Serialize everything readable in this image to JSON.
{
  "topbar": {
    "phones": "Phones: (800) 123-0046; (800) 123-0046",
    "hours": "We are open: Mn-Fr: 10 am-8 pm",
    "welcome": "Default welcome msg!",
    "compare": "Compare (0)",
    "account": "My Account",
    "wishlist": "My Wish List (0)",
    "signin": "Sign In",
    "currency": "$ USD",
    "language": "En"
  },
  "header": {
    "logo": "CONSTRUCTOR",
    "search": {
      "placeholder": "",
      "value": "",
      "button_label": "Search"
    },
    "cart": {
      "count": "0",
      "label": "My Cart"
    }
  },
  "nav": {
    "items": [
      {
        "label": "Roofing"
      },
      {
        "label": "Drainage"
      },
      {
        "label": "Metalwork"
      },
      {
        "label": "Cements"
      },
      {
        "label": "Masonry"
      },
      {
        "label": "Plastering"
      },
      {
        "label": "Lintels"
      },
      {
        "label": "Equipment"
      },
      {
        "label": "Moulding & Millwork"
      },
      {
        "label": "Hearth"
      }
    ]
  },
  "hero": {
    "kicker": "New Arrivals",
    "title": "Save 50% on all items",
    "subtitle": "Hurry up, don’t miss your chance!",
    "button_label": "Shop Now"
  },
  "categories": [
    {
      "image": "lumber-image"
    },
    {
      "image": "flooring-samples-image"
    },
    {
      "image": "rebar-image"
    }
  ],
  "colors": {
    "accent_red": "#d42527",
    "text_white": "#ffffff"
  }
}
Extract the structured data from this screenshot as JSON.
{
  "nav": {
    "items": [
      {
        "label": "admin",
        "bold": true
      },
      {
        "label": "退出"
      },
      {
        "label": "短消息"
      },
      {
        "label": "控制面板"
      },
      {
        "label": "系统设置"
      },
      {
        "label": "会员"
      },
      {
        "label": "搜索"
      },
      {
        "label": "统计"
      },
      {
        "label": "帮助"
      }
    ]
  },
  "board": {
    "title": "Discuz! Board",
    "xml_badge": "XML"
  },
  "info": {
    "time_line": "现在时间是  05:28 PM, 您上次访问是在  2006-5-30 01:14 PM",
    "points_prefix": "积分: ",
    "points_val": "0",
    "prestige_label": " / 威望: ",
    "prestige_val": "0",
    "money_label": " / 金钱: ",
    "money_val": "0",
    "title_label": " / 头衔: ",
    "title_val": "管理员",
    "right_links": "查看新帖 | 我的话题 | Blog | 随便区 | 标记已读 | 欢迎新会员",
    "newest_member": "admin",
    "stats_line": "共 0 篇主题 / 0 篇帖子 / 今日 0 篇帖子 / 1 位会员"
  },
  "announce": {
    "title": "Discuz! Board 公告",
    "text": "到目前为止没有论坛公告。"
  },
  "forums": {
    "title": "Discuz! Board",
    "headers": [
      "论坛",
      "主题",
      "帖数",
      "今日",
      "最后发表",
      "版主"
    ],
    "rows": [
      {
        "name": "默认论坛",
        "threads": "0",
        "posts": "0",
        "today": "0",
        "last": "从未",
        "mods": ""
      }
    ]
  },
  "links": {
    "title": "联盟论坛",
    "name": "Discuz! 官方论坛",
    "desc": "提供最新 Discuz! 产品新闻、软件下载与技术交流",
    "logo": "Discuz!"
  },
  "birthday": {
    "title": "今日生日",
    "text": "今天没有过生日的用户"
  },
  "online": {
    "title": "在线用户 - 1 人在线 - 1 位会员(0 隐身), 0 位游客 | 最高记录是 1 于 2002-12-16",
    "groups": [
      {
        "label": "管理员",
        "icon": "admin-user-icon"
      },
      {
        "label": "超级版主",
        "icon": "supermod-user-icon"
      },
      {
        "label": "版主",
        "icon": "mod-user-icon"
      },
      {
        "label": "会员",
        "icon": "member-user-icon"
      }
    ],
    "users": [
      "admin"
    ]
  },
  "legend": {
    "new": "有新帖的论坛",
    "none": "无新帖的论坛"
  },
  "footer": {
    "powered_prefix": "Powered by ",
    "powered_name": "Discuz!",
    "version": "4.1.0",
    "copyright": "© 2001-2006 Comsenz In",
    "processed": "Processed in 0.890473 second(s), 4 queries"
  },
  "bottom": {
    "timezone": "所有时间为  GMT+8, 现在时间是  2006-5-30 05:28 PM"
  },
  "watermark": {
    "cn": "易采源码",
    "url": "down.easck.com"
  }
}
++++
### TASK GOAL
Extract every entry above as it appears.

### TASK OUTPUT
Serialize everything readable in this image to JSON.
{
  "topbar": {
    "phones": "Phones: (800) 123-0046; (800) 123-0046",
    "hours": "We are open: Mn-Fr: 10 am-8 pm",
    "welcome": "Default welcome msg!",
    "compare": "Compare (0)",
    "account": "My Account",
    "wishlist": "My Wish List (0)",
    "signin": "Sign In",
    "currency": "$ USD",
    "language": "En"
  },
  "header": {
    "logo": "CONSTRUCTOR",
    "search": {
      "placeholder": "",
      "value": "",
      "button_label": "Search"
    },
    "cart": {
      "count": "0",
      "label": "My Cart"
    }
  },
  "nav": {
    "items": [
      {
        "label": "Roofing"
      },
      {
        "label": "Drainage"
      },
      {
        "label": "Metalwork"
      },
      {
        "label": "Cements"
      },
      {
        "label": "Masonry"
      },
      {
        "label": "Plastering"
      },
      {
        "label": "Lintels"
      },
      {
        "label": "Equipment"
      },
      {
        "label": "Moulding & Millwork"
      },
      {
        "label": "Hearth"
      }
    ]
  },
  "hero": {
    "kicker": "New Arrivals",
    "title": "Save 50% on all items",
    "subtitle": "Hurry up, don’t miss your chance!",
    "button_label": "Shop Now"
  },
  "categories": [
    {
      "image": "lumber-image"
    },
    {
      "image": "flooring-samples-image"
    },
    {
      "image": "rebar-image"
    }
  ],
  "colors": {
    "accent_red": "#d42527",
    "text_white": "#ffffff"
  }
}
Extract the structured data from this screenshot as JSON.
{
  "nav": {
    "items": [
      {
        "label": "admin",
        "bold": true
      },
      {
        "label": "退出"
      },
      {
        "label": "短消息"
      },
      {
        "label": "控制面板"
      },
      {
        "label": "系统设置"
      },
      {
        "label": "会员"
      },
      {
        "label": "搜索"
      },
      {
        "label": "统计"
      },
      {
        "label": "帮助"
      }
    ]
  },
  "board": {
    "title": "Discuz! Board",
    "xml_badge": "XML"
  },
  "info": {
    "time_line": "现在时间是  05:28 PM, 您上次访问是在  2006-5-30 01:14 PM",
    "points_prefix": "积分: ",
    "points_val": "0",
    "prestige_label": " / 威望: ",
    "prestige_val": "0",
    "money_label": " / 金钱: ",
    "money_val": "0",
    "title_label": " / 头衔: ",
    "title_val": "管理员",
    "right_links": "查看新帖 | 我的话题 | Blog | 随便区 | 标记已读 | 欢迎新会员",
    "newest_member": "admin",
    "stats_line": "共 0 篇主题 / 0 篇帖子 / 今日 0 篇帖子 / 1 位会员"
  },
  "announce": {
    "title": "Discuz! Board 公告",
    "text": "到目前为止没有论坛公告。"
  },
  "forums": {
    "title": "Discuz! Board",
    "headers": [
      "论坛",
      "主题",
      "帖数",
      "今日",
      "最后发表",
      "版主"
    ],
    "rows": [
      {
        "name": "默认论坛",
        "threads": "0",
        "posts": "0",
        "today": "0",
        "last": "从未",
        "mods": ""
      }
    ]
  },
  "links": {
    "title": "联盟论坛",
    "name": "Discuz! 官方论坛",
    "desc": "提供最新 Discuz! 产品新闻、软件下载与技术交流",
    "logo": "Discuz!"
  },
  "birthday": {
    "title": "今日生日",
    "text": "今天没有过生日的用户"
  },
  "online": {
    "title": "在线用户 - 1 人在线 - 1 位会员(0 隐身), 0 位游客 | 最高记录是 1 于 2002-12-16",
    "groups": [
      {
        "label": "管理员",
        "icon": "admin-user-icon"
      },
      {
        "label": "超级版主",
        "icon": "supermod-user-icon"
      },
      {
        "label": "版主",
        "icon": "mod-user-icon"
      },
      {
        "label": "会员",
        "icon": "member-user-icon"
      }
    ],
    "users": [
      "admin"
    ]
  },
  "legend": {
    "new": "有新帖的论坛",
    "none": "无新帖的论坛"
  },
  "footer": {
    "powered_prefix": "Powered by ",
    "powered_name": "Discuz!",
    "version": "4.1.0",
    "copyright": "© 2001-2006 Comsenz In",
    "processed": "Processed in 0.890473 second(s), 4 queries"
  },
  "bottom": {
    "timezone": "所有时间为  GMT+8, 现在时间是  2006-5-30 05:28 PM"
  },
  "watermark": {
    "cn": "易采源码",
    "url": "down.easck.com"
  }
}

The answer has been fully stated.